> [What to do]: Pictures don't belong in the copy; print all the records exactly.
-- start --
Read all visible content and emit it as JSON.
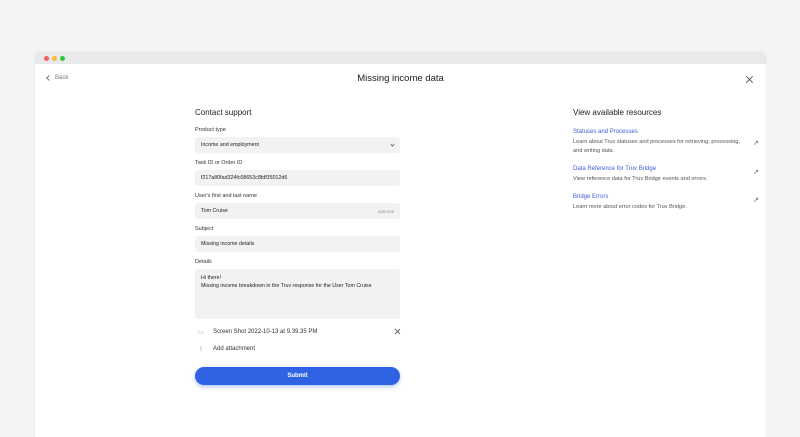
{
  "window": {
    "back_label": "Back",
    "title": "Missing income data"
  },
  "form": {
    "section_title": "Contact support",
    "product_type": {
      "label": "Product type",
      "value": "Income and employment"
    },
    "task_id": {
      "label": "Task ID or Order ID",
      "value": "f217a80fad324fc08653c8fdf35012d6"
    },
    "user_name": {
      "label": "User's first and last name",
      "value": "Tom Cruise",
      "hint": "optional"
    },
    "subject": {
      "label": "Subject",
      "value": "Missing income details"
    },
    "details": {
      "label": "Details",
      "line1": "Hi there!",
      "line2": "Missing income breakdown  in the Truv response for the User Tom Cruise"
    },
    "attachment_name": "Screen Shot 2022-10-13 at 9.39.35 PM",
    "add_attachment_label": "Add attachment",
    "submit_label": "Submit"
  },
  "resources": {
    "title": "View available resources",
    "items": [
      {
        "link": "Statuses and Processes",
        "desc": "Learn about Truv statuses and processes for retrieving, processing, and writing data."
      },
      {
        "link": "Data Reference for Truv Bridge",
        "desc": "View reference data for Truv Bridge events and errors."
      },
      {
        "link": "Bridge Errors",
        "desc": "Learn more about error codes for Truv Bridge."
      }
    ]
  }
}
-- end --
> [Task solution]:
Read all visible content and emit it as JSON.
{
  "window": {
    "back_label": "Back",
    "title": "Missing income data"
  },
  "form": {
    "section_title": "Contact support",
    "product_type": {
      "label": "Product type",
      "value": "Income and employment"
    },
    "task_id": {
      "label": "Task ID or Order ID",
      "value": "f217a80fad324fc08653c8fdf35012d6"
    },
    "user_name": {
      "label": "User's first and last name",
      "value": "Tom Cruise",
      "hint": "optional"
    },
    "subject": {
      "label": "Subject",
      "value": "Missing income details"
    },
    "details": {
      "label": "Details",
      "line1": "Hi there!",
      "line2": "Missing income breakdown  in the Truv response for the User Tom Cruise"
    },
    "attachment_name": "Screen Shot 2022-10-13 at 9.39.35 PM",
    "add_attachment_label": "Add attachment",
    "submit_label": "Submit"
  },
  "resources": {
    "title": "View available resources",
    "items": [
      {
        "link": "Statuses and Processes",
        "desc": "Learn about Truv statuses and processes for retrieving, processing, and writing data."
      },
      {
        "link": "Data Reference for Truv Bridge",
        "desc": "View reference data for Truv Bridge events and errors."
      },
      {
        "link": "Bridge Errors",
        "desc": "Learn more about error codes for Truv Bridge."
      }
    ]
  }
}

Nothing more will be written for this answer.